(PROBLEM DETAILS): Write out every entry precisely as given, leaving the pictures out.

(ENTRIES SHOWN):
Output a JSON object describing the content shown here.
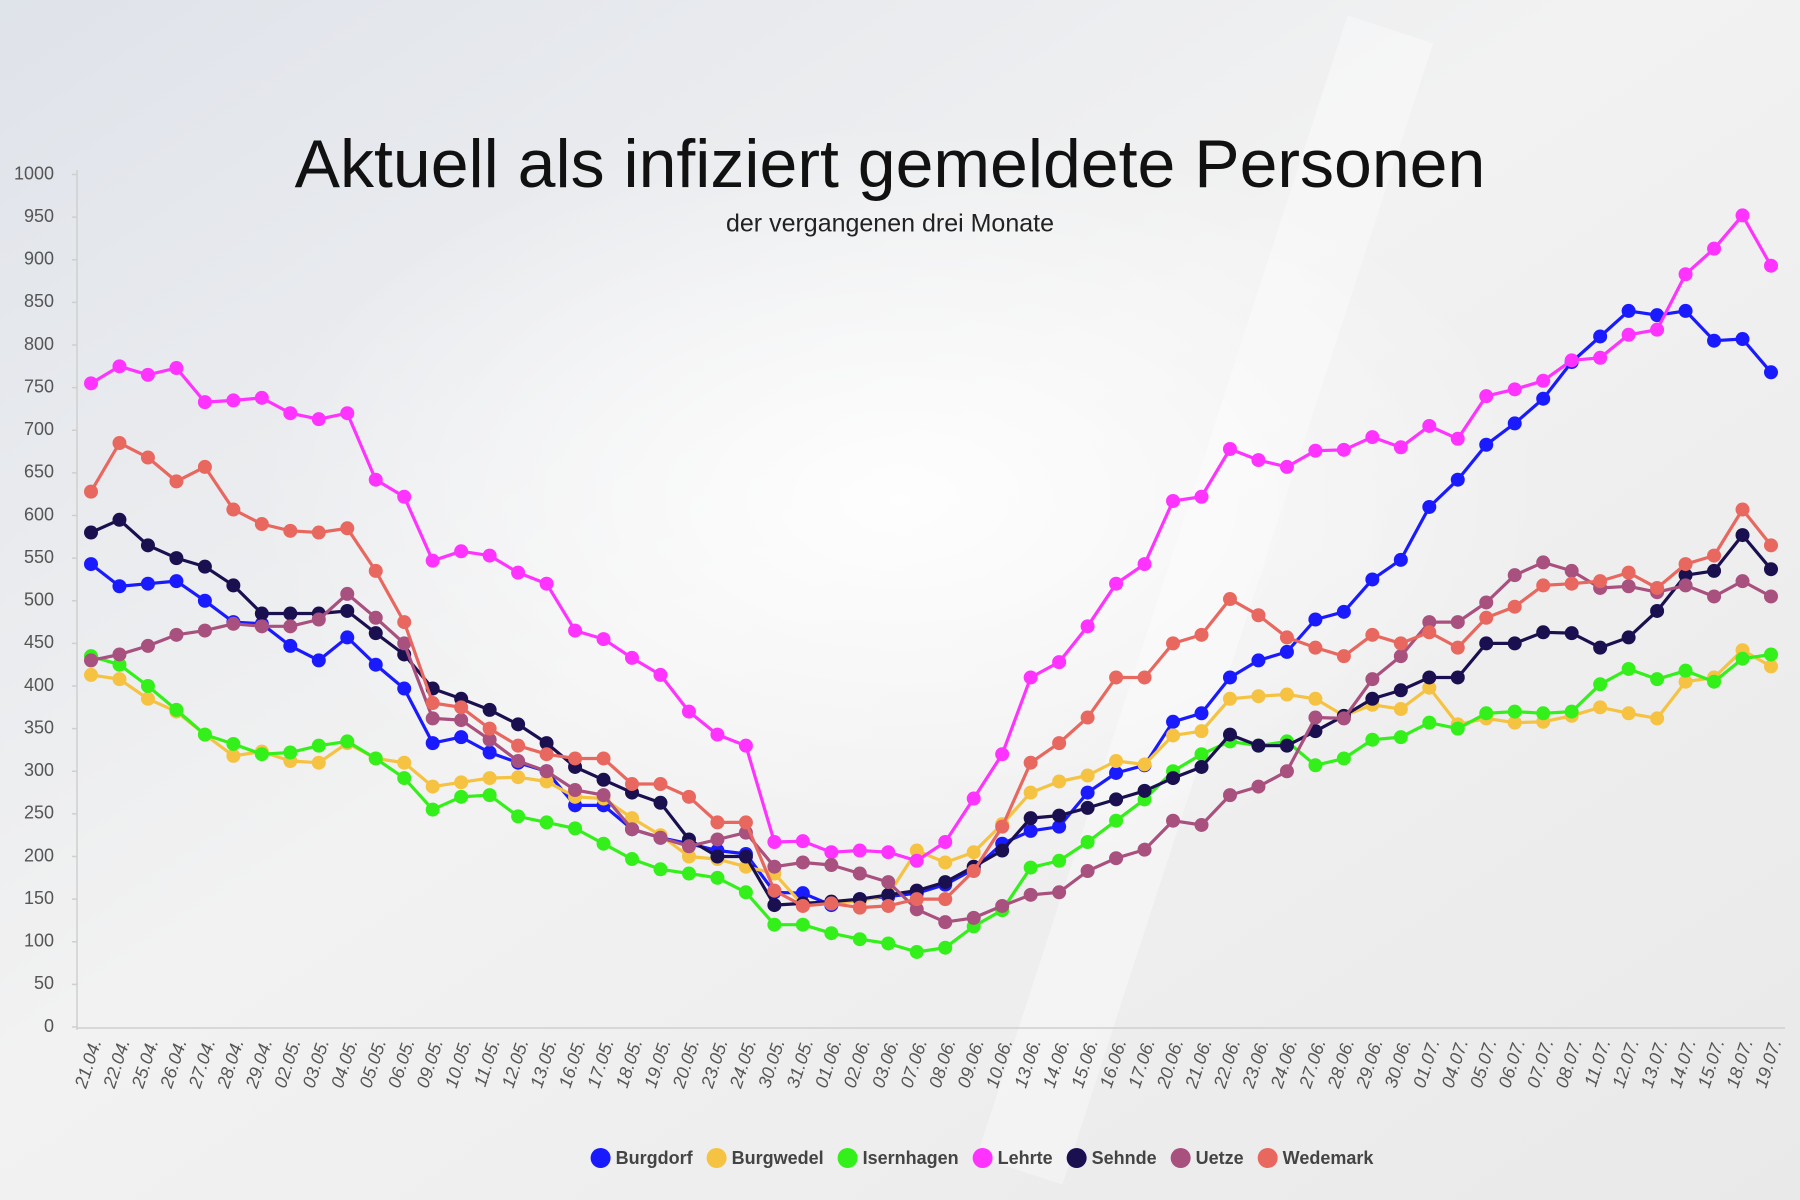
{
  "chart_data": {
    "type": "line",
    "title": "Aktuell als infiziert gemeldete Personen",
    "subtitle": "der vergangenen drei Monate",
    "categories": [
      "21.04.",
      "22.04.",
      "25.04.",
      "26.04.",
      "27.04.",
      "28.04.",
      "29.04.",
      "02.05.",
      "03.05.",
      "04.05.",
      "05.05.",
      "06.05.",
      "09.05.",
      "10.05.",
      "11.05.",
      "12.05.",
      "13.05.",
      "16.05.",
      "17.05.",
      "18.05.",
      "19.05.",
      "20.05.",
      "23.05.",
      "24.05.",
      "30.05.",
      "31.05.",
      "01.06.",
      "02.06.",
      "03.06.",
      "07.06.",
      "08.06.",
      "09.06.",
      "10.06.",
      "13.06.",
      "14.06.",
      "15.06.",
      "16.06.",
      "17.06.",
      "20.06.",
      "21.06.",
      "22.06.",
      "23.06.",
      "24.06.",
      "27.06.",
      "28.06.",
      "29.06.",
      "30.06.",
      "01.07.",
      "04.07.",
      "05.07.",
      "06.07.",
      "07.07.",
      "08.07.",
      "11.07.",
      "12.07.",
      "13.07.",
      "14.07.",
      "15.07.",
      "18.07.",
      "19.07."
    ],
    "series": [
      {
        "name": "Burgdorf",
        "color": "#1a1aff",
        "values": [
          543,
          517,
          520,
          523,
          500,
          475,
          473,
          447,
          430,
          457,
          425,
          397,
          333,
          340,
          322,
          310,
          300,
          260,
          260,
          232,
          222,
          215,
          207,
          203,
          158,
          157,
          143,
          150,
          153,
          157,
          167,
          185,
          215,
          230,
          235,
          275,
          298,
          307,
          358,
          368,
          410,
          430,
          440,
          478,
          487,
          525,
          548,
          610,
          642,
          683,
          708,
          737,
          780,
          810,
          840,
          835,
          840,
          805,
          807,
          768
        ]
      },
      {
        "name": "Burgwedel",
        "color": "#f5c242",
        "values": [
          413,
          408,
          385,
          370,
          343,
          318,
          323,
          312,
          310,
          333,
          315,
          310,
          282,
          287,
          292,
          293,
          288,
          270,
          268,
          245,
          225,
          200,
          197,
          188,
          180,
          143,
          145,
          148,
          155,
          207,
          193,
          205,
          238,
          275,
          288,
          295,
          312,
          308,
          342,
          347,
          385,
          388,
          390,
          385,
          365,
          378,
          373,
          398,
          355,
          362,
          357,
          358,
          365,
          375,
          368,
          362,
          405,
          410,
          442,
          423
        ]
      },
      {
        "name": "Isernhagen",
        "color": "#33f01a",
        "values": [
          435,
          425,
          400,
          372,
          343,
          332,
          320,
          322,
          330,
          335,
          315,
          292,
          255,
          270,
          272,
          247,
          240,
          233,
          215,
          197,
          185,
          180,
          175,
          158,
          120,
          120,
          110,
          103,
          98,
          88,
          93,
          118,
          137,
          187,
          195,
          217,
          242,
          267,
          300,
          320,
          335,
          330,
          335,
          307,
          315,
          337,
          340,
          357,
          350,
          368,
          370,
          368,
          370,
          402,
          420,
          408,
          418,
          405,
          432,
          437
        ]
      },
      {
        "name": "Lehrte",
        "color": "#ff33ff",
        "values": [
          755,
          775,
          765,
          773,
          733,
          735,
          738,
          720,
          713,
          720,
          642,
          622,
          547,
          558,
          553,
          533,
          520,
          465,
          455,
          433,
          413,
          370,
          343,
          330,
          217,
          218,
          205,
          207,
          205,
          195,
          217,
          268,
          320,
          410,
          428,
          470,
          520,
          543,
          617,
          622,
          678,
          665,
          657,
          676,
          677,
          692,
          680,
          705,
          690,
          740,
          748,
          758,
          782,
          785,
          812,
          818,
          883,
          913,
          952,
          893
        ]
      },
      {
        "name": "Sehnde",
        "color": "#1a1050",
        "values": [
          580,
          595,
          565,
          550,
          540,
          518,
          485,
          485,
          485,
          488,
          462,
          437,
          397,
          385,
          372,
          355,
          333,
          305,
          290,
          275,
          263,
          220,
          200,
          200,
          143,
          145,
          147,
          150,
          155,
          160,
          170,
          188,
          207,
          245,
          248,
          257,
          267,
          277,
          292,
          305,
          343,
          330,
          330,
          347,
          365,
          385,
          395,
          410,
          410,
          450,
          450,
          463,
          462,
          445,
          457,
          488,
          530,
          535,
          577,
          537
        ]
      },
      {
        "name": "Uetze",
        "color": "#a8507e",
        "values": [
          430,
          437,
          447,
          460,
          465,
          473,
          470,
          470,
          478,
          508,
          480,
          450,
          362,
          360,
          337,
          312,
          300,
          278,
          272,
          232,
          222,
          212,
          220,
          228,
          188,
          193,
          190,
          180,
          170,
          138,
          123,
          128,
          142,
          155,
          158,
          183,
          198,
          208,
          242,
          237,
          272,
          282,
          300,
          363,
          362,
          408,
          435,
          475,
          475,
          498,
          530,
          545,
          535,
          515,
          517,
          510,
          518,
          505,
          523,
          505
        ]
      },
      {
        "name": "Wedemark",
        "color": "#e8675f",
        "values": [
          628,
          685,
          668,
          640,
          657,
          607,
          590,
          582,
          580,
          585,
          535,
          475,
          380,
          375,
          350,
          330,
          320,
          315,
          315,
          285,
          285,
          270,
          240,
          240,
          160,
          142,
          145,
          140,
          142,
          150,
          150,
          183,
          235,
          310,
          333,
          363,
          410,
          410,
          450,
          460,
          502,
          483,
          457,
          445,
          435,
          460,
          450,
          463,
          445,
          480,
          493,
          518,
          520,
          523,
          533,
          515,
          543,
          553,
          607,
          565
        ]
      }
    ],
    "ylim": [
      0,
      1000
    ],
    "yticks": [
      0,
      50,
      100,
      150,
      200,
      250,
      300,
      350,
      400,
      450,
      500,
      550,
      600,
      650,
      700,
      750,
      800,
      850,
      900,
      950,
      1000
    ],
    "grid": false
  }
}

(COMPLETE ANSWER):
Output a JSON object describing the content shown here.
{
  "chart_data": {
    "type": "line",
    "title": "Aktuell als infiziert gemeldete Personen",
    "subtitle": "der vergangenen drei Monate",
    "categories": [
      "21.04.",
      "22.04.",
      "25.04.",
      "26.04.",
      "27.04.",
      "28.04.",
      "29.04.",
      "02.05.",
      "03.05.",
      "04.05.",
      "05.05.",
      "06.05.",
      "09.05.",
      "10.05.",
      "11.05.",
      "12.05.",
      "13.05.",
      "16.05.",
      "17.05.",
      "18.05.",
      "19.05.",
      "20.05.",
      "23.05.",
      "24.05.",
      "30.05.",
      "31.05.",
      "01.06.",
      "02.06.",
      "03.06.",
      "07.06.",
      "08.06.",
      "09.06.",
      "10.06.",
      "13.06.",
      "14.06.",
      "15.06.",
      "16.06.",
      "17.06.",
      "20.06.",
      "21.06.",
      "22.06.",
      "23.06.",
      "24.06.",
      "27.06.",
      "28.06.",
      "29.06.",
      "30.06.",
      "01.07.",
      "04.07.",
      "05.07.",
      "06.07.",
      "07.07.",
      "08.07.",
      "11.07.",
      "12.07.",
      "13.07.",
      "14.07.",
      "15.07.",
      "18.07.",
      "19.07."
    ],
    "series": [
      {
        "name": "Burgdorf",
        "color": "#1a1aff",
        "values": [
          543,
          517,
          520,
          523,
          500,
          475,
          473,
          447,
          430,
          457,
          425,
          397,
          333,
          340,
          322,
          310,
          300,
          260,
          260,
          232,
          222,
          215,
          207,
          203,
          158,
          157,
          143,
          150,
          153,
          157,
          167,
          185,
          215,
          230,
          235,
          275,
          298,
          307,
          358,
          368,
          410,
          430,
          440,
          478,
          487,
          525,
          548,
          610,
          642,
          683,
          708,
          737,
          780,
          810,
          840,
          835,
          840,
          805,
          807,
          768
        ]
      },
      {
        "name": "Burgwedel",
        "color": "#f5c242",
        "values": [
          413,
          408,
          385,
          370,
          343,
          318,
          323,
          312,
          310,
          333,
          315,
          310,
          282,
          287,
          292,
          293,
          288,
          270,
          268,
          245,
          225,
          200,
          197,
          188,
          180,
          143,
          145,
          148,
          155,
          207,
          193,
          205,
          238,
          275,
          288,
          295,
          312,
          308,
          342,
          347,
          385,
          388,
          390,
          385,
          365,
          378,
          373,
          398,
          355,
          362,
          357,
          358,
          365,
          375,
          368,
          362,
          405,
          410,
          442,
          423
        ]
      },
      {
        "name": "Isernhagen",
        "color": "#33f01a",
        "values": [
          435,
          425,
          400,
          372,
          343,
          332,
          320,
          322,
          330,
          335,
          315,
          292,
          255,
          270,
          272,
          247,
          240,
          233,
          215,
          197,
          185,
          180,
          175,
          158,
          120,
          120,
          110,
          103,
          98,
          88,
          93,
          118,
          137,
          187,
          195,
          217,
          242,
          267,
          300,
          320,
          335,
          330,
          335,
          307,
          315,
          337,
          340,
          357,
          350,
          368,
          370,
          368,
          370,
          402,
          420,
          408,
          418,
          405,
          432,
          437
        ]
      },
      {
        "name": "Lehrte",
        "color": "#ff33ff",
        "values": [
          755,
          775,
          765,
          773,
          733,
          735,
          738,
          720,
          713,
          720,
          642,
          622,
          547,
          558,
          553,
          533,
          520,
          465,
          455,
          433,
          413,
          370,
          343,
          330,
          217,
          218,
          205,
          207,
          205,
          195,
          217,
          268,
          320,
          410,
          428,
          470,
          520,
          543,
          617,
          622,
          678,
          665,
          657,
          676,
          677,
          692,
          680,
          705,
          690,
          740,
          748,
          758,
          782,
          785,
          812,
          818,
          883,
          913,
          952,
          893
        ]
      },
      {
        "name": "Sehnde",
        "color": "#1a1050",
        "values": [
          580,
          595,
          565,
          550,
          540,
          518,
          485,
          485,
          485,
          488,
          462,
          437,
          397,
          385,
          372,
          355,
          333,
          305,
          290,
          275,
          263,
          220,
          200,
          200,
          143,
          145,
          147,
          150,
          155,
          160,
          170,
          188,
          207,
          245,
          248,
          257,
          267,
          277,
          292,
          305,
          343,
          330,
          330,
          347,
          365,
          385,
          395,
          410,
          410,
          450,
          450,
          463,
          462,
          445,
          457,
          488,
          530,
          535,
          577,
          537
        ]
      },
      {
        "name": "Uetze",
        "color": "#a8507e",
        "values": [
          430,
          437,
          447,
          460,
          465,
          473,
          470,
          470,
          478,
          508,
          480,
          450,
          362,
          360,
          337,
          312,
          300,
          278,
          272,
          232,
          222,
          212,
          220,
          228,
          188,
          193,
          190,
          180,
          170,
          138,
          123,
          128,
          142,
          155,
          158,
          183,
          198,
          208,
          242,
          237,
          272,
          282,
          300,
          363,
          362,
          408,
          435,
          475,
          475,
          498,
          530,
          545,
          535,
          515,
          517,
          510,
          518,
          505,
          523,
          505
        ]
      },
      {
        "name": "Wedemark",
        "color": "#e8675f",
        "values": [
          628,
          685,
          668,
          640,
          657,
          607,
          590,
          582,
          580,
          585,
          535,
          475,
          380,
          375,
          350,
          330,
          320,
          315,
          315,
          285,
          285,
          270,
          240,
          240,
          160,
          142,
          145,
          140,
          142,
          150,
          150,
          183,
          235,
          310,
          333,
          363,
          410,
          410,
          450,
          460,
          502,
          483,
          457,
          445,
          435,
          460,
          450,
          463,
          445,
          480,
          493,
          518,
          520,
          523,
          533,
          515,
          543,
          553,
          607,
          565
        ]
      }
    ],
    "ylim": [
      0,
      1000
    ],
    "yticks": [
      0,
      50,
      100,
      150,
      200,
      250,
      300,
      350,
      400,
      450,
      500,
      550,
      600,
      650,
      700,
      750,
      800,
      850,
      900,
      950,
      1000
    ],
    "grid": false
  }
}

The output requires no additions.